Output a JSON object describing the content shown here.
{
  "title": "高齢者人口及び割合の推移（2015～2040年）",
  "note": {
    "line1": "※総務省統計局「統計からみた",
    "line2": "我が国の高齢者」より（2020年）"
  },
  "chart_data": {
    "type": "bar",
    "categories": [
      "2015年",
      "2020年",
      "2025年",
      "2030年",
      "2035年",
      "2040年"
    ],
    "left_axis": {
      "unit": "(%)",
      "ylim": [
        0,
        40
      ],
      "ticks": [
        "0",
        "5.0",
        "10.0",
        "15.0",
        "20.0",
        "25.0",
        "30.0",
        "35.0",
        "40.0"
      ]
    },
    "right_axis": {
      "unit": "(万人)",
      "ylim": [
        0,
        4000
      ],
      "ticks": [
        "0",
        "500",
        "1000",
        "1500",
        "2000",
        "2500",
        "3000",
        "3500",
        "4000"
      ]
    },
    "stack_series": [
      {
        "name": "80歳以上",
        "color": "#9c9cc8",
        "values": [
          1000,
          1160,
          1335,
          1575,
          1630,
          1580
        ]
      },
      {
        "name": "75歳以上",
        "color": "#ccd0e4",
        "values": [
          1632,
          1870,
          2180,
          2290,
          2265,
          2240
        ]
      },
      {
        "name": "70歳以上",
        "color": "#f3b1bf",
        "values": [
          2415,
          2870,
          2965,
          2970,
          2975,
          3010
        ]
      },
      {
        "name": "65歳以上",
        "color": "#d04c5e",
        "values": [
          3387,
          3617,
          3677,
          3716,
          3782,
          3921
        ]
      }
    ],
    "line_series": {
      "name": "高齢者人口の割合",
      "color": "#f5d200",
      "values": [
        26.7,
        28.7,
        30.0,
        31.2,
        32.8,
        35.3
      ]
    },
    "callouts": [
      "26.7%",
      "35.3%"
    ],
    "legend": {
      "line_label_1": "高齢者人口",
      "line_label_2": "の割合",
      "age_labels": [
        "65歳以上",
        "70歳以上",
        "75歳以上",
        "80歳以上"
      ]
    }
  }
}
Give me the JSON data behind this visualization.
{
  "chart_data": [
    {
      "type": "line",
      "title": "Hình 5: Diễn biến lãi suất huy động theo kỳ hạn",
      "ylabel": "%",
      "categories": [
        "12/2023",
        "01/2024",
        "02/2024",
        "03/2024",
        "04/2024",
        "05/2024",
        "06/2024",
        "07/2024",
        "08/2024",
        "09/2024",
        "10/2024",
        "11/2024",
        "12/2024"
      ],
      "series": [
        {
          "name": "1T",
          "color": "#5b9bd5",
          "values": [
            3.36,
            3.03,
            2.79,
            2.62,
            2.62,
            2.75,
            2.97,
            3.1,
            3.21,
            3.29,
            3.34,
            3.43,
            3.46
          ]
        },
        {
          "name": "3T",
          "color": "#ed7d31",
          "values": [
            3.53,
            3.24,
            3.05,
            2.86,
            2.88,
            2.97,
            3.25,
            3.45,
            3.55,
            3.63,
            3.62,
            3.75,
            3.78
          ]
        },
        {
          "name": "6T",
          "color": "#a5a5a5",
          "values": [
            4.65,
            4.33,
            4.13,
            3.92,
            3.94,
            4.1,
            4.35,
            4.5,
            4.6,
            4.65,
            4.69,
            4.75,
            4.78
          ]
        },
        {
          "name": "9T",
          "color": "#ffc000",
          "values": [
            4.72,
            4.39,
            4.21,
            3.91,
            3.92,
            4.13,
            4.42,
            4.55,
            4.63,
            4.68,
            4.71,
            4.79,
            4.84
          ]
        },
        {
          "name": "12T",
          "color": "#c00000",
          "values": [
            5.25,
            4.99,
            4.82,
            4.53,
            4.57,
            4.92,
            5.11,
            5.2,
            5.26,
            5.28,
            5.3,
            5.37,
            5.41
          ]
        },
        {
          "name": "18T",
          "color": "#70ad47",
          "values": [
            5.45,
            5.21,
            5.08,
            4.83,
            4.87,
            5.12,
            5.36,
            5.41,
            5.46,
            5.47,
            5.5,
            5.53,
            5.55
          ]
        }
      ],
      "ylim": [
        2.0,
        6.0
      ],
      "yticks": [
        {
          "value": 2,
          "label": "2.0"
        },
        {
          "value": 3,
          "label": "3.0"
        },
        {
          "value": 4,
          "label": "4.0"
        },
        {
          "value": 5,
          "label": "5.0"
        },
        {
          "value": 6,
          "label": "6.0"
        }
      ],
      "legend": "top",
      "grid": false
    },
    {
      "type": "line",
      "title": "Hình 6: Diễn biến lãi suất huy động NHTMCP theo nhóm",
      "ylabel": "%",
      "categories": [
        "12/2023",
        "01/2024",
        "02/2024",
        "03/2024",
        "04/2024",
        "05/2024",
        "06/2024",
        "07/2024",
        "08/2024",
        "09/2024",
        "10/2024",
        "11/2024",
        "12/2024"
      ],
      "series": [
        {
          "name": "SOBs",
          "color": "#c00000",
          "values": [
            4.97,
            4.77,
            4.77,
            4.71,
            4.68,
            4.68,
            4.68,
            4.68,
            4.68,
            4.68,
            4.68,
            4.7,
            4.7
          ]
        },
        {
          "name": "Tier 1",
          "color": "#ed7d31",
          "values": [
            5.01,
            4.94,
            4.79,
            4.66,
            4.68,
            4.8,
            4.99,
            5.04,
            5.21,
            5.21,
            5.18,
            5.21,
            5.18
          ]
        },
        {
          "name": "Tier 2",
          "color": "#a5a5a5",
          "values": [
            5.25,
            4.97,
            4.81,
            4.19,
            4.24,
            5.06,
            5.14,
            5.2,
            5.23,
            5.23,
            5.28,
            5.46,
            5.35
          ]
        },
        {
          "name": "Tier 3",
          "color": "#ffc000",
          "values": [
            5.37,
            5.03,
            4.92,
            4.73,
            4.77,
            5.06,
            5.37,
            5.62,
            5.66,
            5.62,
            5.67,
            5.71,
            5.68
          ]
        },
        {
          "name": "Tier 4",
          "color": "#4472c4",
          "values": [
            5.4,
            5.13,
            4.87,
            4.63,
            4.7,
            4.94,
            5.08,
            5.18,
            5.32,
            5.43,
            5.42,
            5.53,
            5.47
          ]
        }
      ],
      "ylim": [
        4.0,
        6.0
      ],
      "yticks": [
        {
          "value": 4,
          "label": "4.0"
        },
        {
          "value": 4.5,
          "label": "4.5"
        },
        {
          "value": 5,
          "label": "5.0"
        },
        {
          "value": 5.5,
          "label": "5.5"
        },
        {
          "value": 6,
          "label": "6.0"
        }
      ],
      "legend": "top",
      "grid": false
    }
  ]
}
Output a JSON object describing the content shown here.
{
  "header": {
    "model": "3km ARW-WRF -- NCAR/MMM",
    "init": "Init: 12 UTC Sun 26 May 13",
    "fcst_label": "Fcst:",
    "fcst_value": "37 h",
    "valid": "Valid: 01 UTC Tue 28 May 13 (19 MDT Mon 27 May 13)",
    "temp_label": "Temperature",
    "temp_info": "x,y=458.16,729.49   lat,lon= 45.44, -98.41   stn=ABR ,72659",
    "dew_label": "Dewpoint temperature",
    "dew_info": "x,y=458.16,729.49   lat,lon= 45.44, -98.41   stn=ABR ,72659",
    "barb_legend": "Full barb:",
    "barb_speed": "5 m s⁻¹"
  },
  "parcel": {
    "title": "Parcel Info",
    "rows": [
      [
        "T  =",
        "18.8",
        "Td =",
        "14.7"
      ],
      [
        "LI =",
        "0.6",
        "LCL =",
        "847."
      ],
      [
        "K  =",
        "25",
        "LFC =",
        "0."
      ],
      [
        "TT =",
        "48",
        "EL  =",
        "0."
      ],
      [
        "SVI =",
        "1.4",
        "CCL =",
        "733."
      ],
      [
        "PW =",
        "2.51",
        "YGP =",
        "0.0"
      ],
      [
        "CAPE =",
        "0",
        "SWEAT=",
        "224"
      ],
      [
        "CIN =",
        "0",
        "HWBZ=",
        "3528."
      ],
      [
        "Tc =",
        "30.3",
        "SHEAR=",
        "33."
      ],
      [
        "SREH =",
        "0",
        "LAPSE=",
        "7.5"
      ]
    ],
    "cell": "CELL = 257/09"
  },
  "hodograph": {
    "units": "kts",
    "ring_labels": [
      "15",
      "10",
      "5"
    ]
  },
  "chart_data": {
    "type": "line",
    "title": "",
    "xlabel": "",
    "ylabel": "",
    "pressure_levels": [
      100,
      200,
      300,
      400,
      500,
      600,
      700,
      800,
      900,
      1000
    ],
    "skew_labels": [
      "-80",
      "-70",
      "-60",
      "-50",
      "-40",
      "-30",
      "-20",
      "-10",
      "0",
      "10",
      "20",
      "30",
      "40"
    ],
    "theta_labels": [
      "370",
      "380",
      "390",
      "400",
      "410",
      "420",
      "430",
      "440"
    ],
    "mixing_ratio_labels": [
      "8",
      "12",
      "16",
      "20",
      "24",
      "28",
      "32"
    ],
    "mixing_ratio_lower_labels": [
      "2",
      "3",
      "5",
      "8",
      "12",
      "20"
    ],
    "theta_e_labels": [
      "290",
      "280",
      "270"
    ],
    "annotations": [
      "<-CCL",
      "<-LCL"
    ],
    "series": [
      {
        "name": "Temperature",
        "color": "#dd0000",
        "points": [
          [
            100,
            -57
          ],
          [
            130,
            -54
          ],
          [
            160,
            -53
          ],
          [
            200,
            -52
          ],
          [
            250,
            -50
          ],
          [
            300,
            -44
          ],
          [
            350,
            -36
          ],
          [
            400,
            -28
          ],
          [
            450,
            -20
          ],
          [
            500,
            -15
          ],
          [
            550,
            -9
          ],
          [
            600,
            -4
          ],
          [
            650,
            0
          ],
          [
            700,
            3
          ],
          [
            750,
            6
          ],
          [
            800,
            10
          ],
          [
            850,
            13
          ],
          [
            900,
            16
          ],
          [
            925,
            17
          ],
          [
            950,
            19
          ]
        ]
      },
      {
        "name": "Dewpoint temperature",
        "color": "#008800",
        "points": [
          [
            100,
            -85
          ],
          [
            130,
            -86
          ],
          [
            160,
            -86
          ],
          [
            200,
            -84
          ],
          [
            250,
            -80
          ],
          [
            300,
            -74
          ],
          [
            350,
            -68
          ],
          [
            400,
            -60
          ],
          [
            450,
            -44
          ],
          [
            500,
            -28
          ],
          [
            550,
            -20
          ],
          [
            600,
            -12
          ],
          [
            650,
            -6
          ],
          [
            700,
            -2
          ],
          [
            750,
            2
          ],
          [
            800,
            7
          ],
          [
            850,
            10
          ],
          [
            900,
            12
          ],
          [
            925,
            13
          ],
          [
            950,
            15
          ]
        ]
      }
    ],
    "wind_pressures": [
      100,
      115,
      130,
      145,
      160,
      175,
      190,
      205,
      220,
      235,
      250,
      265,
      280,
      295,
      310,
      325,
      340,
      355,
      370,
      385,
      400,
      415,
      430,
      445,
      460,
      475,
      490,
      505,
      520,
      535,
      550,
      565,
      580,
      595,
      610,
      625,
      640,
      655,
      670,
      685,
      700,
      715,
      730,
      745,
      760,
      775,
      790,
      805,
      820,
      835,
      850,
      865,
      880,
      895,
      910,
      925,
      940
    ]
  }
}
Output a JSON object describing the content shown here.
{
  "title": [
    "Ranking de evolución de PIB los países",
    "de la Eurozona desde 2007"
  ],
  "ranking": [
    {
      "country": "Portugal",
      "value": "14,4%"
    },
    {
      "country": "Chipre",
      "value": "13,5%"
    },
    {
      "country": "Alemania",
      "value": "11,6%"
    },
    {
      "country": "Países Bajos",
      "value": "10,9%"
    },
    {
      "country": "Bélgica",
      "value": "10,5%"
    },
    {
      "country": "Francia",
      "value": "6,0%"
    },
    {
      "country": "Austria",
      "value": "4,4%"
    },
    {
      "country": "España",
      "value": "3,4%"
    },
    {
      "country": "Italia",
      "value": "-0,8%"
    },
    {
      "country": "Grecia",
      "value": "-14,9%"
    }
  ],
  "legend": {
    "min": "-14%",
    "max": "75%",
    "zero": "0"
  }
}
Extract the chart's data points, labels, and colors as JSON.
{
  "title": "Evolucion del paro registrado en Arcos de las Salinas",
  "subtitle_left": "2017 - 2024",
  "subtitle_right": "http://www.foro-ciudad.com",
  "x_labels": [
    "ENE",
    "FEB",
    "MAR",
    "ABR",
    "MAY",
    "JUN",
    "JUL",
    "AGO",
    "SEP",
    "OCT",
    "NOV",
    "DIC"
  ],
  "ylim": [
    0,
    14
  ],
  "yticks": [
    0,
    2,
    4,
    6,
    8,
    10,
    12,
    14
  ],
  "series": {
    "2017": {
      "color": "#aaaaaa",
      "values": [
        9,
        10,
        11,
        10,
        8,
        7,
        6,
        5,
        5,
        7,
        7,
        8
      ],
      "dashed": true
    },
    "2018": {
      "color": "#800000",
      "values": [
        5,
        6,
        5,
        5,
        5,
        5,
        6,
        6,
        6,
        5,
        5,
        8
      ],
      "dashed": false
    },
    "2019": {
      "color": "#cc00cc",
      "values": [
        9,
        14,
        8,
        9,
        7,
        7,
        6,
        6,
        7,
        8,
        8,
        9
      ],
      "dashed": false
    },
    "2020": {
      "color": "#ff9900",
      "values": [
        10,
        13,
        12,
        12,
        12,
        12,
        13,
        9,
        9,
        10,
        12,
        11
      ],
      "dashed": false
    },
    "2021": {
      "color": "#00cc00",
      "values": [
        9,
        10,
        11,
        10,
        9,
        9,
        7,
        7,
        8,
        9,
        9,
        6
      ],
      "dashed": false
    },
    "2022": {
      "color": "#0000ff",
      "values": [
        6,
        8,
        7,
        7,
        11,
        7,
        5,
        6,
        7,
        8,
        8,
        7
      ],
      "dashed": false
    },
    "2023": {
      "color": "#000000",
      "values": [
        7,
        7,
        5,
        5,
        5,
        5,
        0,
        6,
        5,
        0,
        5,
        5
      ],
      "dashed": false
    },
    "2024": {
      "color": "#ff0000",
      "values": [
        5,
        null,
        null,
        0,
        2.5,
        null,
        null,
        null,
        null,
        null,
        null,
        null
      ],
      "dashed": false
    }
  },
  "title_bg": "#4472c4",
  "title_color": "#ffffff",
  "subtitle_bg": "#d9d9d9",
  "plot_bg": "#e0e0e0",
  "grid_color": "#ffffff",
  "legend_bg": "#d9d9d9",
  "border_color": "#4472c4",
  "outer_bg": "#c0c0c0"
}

_What to work on:_ Find the string "theo" in the entries above and return each line that holds it.

_Output of the exercise:_
      "title": "Hình 5: Diễn biến lãi suất huy động theo kỳ hạn",
      "title": "Hình 6: Diễn biến lãi suất huy động NHTMCP theo nhóm",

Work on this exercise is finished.